Aim of the task:
Transcribe all the records with complete accuracy.

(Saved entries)

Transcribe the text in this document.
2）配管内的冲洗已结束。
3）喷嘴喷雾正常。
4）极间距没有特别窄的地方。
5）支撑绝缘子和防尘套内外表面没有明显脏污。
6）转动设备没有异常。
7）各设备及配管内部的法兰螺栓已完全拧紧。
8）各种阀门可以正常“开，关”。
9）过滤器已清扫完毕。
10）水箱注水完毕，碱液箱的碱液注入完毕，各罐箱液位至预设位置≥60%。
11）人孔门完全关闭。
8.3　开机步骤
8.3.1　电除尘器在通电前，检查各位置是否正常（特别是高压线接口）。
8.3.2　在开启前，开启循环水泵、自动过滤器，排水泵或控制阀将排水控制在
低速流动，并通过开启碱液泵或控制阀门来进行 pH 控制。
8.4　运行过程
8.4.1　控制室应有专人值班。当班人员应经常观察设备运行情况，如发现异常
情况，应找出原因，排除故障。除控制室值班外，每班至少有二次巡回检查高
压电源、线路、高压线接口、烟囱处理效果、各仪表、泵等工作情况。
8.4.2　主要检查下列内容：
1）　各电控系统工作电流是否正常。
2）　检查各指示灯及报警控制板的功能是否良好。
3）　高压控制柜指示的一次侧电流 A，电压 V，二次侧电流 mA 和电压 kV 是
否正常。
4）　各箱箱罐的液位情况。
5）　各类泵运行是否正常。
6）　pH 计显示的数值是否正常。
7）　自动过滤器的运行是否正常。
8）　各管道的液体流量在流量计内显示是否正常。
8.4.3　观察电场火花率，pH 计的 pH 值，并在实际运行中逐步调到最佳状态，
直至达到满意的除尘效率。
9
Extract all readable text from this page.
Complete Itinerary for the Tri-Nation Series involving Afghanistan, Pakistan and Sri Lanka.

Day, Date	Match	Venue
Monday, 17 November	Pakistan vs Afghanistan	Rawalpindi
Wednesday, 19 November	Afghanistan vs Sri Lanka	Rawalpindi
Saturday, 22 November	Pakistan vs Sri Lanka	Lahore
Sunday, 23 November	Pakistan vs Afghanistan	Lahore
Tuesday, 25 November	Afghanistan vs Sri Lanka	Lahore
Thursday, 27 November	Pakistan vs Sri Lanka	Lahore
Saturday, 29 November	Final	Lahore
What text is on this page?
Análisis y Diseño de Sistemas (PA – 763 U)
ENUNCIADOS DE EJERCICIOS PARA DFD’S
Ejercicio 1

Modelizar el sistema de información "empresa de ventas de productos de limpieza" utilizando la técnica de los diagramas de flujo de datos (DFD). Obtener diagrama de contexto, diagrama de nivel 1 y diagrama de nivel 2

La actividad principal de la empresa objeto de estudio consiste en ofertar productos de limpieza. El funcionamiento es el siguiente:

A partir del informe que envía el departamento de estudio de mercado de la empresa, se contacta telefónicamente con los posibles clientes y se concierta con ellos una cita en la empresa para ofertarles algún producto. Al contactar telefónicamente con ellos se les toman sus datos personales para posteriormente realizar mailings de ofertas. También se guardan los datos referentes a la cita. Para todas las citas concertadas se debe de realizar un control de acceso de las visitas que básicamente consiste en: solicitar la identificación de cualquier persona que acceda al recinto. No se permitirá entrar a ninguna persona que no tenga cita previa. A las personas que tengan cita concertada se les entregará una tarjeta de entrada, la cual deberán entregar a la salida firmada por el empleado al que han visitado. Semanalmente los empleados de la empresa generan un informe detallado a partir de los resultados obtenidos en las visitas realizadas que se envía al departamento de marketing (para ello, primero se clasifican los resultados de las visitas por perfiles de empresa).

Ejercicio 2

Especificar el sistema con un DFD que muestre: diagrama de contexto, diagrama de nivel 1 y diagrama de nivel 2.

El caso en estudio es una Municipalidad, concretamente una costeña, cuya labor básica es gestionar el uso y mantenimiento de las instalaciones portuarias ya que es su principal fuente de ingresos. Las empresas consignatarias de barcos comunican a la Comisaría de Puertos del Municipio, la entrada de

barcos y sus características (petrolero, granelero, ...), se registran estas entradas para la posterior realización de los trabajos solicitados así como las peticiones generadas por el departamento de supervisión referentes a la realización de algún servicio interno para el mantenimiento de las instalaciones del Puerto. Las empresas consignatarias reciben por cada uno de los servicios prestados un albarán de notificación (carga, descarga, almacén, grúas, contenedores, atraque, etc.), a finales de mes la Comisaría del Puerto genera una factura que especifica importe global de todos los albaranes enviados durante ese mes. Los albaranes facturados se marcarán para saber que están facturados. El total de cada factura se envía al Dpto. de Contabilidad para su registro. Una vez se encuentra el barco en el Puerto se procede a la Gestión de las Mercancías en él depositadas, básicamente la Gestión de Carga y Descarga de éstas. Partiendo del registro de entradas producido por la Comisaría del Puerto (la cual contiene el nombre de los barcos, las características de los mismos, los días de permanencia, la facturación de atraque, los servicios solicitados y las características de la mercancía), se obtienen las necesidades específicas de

The solution:
Transcribe the text in this document.
2）配管内的冲洗已结束。
3）喷嘴喷雾正常。
4）极间距没有特别窄的地方。
5）支撑绝缘子和防尘套内外表面没有明显脏污。
6）转动设备没有异常。
7）各设备及配管内部的法兰螺栓已完全拧紧。
8）各种阀门可以正常“开，关”。
9）过滤器已清扫完毕。
10）水箱注水完毕，碱液箱的碱液注入完毕，各罐箱液位至预设位置≥60%。
11）人孔门完全关闭。
8.3　开机步骤
8.3.1　电除尘器在通电前，检查各位置是否正常（特别是高压线接口）。
8.3.2　在开启前，开启循环水泵、自动过滤器，排水泵或控制阀将排水控制在
低速流动，并通过开启碱液泵或控制阀门来进行 pH 控制。
8.4　运行过程
8.4.1　控制室应有专人值班。当班人员应经常观察设备运行情况，如发现异常
情况，应找出原因，排除故障。除控制室值班外，每班至少有二次巡回检查高
压电源、线路、高压线接口、烟囱处理效果、各仪表、泵等工作情况。
8.4.2　主要检查下列内容：
1）　各电控系统工作电流是否正常。
2）　检查各指示灯及报警控制板的功能是否良好。
3）　高压控制柜指示的一次侧电流 A，电压 V，二次侧电流 mA 和电压 kV 是
否正常。
4）　各箱箱罐的液位情况。
5）　各类泵运行是否正常。
6）　pH 计显示的数值是否正常。
7）　自动过滤器的运行是否正常。
8）　各管道的液体流量在流量计内显示是否正常。
8.4.3　观察电场火花率，pH 计的 pH 值，并在实际运行中逐步调到最佳状态，
直至达到满意的除尘效率。
9
Extract all readable text from this page.
Complete Itinerary for the Tri-Nation Series involving Afghanistan, Pakistan and Sri Lanka.

Day, Date	Match	Venue
Monday, 17 November	Pakistan vs Afghanistan	Rawalpindi
Wednesday, 19 November	Afghanistan vs Sri Lanka	Rawalpindi
Saturday, 22 November	Pakistan vs Sri Lanka	Lahore
Sunday, 23 November	Pakistan vs Afghanistan	Lahore
Tuesday, 25 November	Afghanistan vs Sri Lanka	Lahore
Thursday, 27 November	Pakistan vs Sri Lanka	Lahore
Saturday, 29 November	Final	Lahore
What text is on this page?
Análisis y Diseño de Sistemas (PA – 763 U)
ENUNCIADOS DE EJERCICIOS PARA DFD’S
Ejercicio 1

Modelizar el sistema de información "empresa de ventas de productos de limpieza" utilizando la técnica de los diagramas de flujo de datos (DFD). Obtener diagrama de contexto, diagrama de nivel 1 y diagrama de nivel 2

La actividad principal de la empresa objeto de estudio consiste en ofertar productos de limpieza. El funcionamiento es el siguiente:

A partir del informe que envía el departamento de estudio de mercado de la empresa, se contacta telefónicamente con los posibles clientes y se concierta con ellos una cita en la empresa para ofertarles algún producto. Al contactar telefónicamente con ellos se les toman sus datos personales para posteriormente realizar mailings de ofertas. También se guardan los datos referentes a la cita. Para todas las citas concertadas se debe de realizar un control de acceso de las visitas que básicamente consiste en: solicitar la identificación de cualquier persona que acceda al recinto. No se permitirá entrar a ninguna persona que no tenga cita previa. A las personas que tengan cita concertada se les entregará una tarjeta de entrada, la cual deberán entregar a la salida firmada por el empleado al que han visitado. Semanalmente los empleados de la empresa generan un informe detallado a partir de los resultados obtenidos en las visitas realizadas que se envía al departamento de marketing (para ello, primero se clasifican los resultados de las visitas por perfiles de empresa).

Ejercicio 2

Especificar el sistema con un DFD que muestre: diagrama de contexto, diagrama de nivel 1 y diagrama de nivel 2.

El caso en estudio es una Municipalidad, concretamente una costeña, cuya labor básica es gestionar el uso y mantenimiento de las instalaciones portuarias ya que es su principal fuente de ingresos. Las empresas consignatarias de barcos comunican a la Comisaría de Puertos del Municipio, la entrada de

barcos y sus características (petrolero, granelero, ...), se registran estas entradas para la posterior realización de los trabajos solicitados así como las peticiones generadas por el departamento de supervisión referentes a la realización de algún servicio interno para el mantenimiento de las instalaciones del Puerto. Las empresas consignatarias reciben por cada uno de los servicios prestados un albarán de notificación (carga, descarga, almacén, grúas, contenedores, atraque, etc.), a finales de mes la Comisaría del Puerto genera una factura que especifica importe global de todos los albaranes enviados durante ese mes. Los albaranes facturados se marcarán para saber que están facturados. El total de cada factura se envía al Dpto. de Contabilidad para su registro. Una vez se encuentra el barco en el Puerto se procede a la Gestión de las Mercancías en él depositadas, básicamente la Gestión de Carga y Descarga de éstas. Partiendo del registro de entradas producido por la Comisaría del Puerto (la cual contiene el nombre de los barcos, las características de los mismos, los días de permanencia, la facturación de atraque, los servicios solicitados y las características de la mercancía), se obtienen las necesidades específicas de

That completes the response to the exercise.